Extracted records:

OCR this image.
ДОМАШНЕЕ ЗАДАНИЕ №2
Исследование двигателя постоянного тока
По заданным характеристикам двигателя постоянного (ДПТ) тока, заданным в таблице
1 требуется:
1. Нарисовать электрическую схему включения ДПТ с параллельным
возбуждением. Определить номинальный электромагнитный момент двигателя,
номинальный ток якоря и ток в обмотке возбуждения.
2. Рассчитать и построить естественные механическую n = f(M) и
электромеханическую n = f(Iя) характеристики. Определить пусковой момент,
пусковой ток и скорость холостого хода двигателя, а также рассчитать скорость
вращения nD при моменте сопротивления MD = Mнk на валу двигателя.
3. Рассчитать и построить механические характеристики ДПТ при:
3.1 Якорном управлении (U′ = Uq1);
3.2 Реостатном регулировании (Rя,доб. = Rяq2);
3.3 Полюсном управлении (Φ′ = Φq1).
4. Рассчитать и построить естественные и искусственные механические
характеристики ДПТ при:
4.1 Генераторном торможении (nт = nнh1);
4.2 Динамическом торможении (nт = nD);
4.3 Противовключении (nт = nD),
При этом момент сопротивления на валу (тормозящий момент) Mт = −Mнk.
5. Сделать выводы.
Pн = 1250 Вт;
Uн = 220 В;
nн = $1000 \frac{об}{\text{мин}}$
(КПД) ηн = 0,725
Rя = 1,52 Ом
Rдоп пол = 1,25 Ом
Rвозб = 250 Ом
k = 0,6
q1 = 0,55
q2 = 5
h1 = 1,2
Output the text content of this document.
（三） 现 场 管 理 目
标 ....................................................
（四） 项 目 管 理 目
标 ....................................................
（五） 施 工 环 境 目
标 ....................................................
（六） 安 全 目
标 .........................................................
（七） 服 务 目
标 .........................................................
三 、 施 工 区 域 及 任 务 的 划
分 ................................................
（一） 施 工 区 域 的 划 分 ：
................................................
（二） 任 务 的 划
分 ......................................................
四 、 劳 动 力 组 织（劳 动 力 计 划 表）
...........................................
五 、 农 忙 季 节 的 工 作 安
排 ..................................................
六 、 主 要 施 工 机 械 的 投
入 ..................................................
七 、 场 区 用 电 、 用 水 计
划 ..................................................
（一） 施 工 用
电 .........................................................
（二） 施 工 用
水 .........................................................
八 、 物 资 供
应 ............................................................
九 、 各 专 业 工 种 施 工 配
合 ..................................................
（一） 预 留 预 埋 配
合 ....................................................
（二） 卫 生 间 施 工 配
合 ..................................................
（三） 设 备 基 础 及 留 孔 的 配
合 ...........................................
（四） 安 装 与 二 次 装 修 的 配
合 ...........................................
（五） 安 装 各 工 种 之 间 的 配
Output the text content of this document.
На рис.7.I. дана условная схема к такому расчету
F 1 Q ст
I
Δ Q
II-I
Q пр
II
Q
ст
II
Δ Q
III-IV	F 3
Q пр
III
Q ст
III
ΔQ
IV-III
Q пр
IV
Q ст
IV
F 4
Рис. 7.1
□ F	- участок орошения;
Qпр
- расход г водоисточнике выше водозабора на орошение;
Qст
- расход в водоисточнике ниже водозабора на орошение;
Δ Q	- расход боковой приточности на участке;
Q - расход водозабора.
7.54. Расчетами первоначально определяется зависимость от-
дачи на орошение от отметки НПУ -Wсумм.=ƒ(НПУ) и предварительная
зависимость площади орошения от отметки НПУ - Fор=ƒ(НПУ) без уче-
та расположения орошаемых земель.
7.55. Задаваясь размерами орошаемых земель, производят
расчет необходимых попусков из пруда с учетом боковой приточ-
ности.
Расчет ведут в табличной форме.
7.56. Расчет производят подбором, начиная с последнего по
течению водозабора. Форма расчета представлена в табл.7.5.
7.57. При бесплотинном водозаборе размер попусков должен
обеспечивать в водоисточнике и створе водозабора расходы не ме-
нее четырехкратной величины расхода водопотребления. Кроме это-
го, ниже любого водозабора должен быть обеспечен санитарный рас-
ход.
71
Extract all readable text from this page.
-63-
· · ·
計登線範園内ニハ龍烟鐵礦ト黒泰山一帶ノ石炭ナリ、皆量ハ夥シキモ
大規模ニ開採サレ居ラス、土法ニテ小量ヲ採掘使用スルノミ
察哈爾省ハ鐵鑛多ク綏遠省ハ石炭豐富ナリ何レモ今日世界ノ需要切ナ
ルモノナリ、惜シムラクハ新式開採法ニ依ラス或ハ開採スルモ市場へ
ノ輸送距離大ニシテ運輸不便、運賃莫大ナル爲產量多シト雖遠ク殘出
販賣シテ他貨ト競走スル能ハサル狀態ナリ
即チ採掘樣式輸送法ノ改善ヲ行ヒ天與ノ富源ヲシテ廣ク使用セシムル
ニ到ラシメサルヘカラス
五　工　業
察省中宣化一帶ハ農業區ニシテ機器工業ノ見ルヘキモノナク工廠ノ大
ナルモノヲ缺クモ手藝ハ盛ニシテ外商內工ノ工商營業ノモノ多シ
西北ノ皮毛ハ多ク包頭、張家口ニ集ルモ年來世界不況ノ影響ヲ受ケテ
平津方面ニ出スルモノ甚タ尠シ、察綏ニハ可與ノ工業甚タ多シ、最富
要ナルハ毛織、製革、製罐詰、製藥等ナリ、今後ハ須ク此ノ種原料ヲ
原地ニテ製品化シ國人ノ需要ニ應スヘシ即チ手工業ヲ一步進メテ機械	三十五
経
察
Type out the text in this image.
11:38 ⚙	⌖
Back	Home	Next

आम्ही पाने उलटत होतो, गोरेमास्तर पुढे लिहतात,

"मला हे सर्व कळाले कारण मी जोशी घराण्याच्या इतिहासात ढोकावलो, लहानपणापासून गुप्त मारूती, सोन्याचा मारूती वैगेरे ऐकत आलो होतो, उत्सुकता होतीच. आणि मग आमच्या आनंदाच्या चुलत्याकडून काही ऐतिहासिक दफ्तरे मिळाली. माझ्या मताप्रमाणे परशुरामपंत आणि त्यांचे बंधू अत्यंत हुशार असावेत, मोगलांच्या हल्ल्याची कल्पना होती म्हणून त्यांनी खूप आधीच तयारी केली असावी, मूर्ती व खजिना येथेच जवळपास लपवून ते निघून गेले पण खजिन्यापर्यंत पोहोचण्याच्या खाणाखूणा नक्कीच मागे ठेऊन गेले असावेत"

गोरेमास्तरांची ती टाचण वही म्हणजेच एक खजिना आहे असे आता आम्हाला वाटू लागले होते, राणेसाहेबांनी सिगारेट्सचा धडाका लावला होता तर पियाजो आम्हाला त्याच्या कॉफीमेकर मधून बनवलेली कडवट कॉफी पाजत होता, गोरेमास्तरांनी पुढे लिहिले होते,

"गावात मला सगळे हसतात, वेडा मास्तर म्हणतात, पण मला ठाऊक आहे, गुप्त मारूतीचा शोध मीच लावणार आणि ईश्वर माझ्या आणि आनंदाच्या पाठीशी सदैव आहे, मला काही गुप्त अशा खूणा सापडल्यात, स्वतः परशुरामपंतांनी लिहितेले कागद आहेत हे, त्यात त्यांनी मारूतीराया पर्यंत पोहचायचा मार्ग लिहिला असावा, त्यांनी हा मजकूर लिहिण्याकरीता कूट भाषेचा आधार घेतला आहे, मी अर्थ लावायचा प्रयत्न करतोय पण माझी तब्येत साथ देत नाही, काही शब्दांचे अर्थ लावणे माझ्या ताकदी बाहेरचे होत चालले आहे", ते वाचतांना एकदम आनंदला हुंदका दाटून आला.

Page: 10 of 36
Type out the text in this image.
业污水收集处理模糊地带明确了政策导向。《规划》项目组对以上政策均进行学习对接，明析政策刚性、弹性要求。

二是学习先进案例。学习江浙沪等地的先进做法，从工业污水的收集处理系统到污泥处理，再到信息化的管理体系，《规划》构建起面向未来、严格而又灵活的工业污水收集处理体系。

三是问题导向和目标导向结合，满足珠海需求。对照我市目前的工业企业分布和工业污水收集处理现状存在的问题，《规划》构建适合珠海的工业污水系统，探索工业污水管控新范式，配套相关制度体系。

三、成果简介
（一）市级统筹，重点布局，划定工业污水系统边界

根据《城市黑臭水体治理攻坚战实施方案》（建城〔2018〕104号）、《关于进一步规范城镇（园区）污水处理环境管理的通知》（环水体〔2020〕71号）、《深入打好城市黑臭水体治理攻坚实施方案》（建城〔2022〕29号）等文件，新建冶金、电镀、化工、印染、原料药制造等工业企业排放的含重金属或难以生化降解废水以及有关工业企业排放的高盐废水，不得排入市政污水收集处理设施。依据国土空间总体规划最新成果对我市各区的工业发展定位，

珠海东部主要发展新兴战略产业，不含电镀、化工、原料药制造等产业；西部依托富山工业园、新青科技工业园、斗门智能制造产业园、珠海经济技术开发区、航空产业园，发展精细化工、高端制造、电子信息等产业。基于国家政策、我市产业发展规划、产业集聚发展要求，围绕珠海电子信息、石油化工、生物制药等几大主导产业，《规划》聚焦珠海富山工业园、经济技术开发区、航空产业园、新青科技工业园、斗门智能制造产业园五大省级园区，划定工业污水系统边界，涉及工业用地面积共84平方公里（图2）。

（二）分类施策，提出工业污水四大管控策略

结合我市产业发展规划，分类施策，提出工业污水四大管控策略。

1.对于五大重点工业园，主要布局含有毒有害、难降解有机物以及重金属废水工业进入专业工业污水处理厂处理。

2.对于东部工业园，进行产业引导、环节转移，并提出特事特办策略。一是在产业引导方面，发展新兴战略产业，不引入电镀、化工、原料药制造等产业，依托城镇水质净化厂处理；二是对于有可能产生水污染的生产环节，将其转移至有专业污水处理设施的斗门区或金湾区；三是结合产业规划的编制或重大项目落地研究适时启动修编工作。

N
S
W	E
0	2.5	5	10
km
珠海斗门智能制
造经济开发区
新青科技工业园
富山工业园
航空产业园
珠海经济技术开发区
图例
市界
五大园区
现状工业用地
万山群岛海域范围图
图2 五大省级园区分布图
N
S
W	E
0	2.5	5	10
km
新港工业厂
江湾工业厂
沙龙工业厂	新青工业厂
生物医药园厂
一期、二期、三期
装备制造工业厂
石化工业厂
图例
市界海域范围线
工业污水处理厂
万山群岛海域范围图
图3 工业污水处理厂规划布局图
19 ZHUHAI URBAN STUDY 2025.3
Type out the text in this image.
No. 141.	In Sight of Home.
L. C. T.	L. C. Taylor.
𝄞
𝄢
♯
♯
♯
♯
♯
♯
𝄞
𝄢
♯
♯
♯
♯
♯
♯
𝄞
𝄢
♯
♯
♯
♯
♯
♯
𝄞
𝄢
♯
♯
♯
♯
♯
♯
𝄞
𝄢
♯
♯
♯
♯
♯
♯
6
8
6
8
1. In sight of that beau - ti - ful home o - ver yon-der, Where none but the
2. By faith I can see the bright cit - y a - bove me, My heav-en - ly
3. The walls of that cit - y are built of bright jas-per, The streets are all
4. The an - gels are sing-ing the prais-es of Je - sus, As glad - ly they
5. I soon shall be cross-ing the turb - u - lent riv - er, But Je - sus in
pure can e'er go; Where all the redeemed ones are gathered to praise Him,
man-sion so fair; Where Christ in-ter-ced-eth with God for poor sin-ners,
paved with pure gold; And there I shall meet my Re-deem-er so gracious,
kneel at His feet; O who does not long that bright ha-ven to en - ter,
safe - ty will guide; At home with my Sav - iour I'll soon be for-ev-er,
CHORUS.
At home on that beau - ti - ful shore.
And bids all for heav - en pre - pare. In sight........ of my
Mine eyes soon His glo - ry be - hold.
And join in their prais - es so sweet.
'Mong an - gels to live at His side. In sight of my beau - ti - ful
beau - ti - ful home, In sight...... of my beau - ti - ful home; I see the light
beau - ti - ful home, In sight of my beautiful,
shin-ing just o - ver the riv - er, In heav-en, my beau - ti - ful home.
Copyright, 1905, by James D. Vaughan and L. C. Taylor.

**Exercise brief**
Report the number of lines that contain "shall", with no other words.

**Task answer**
2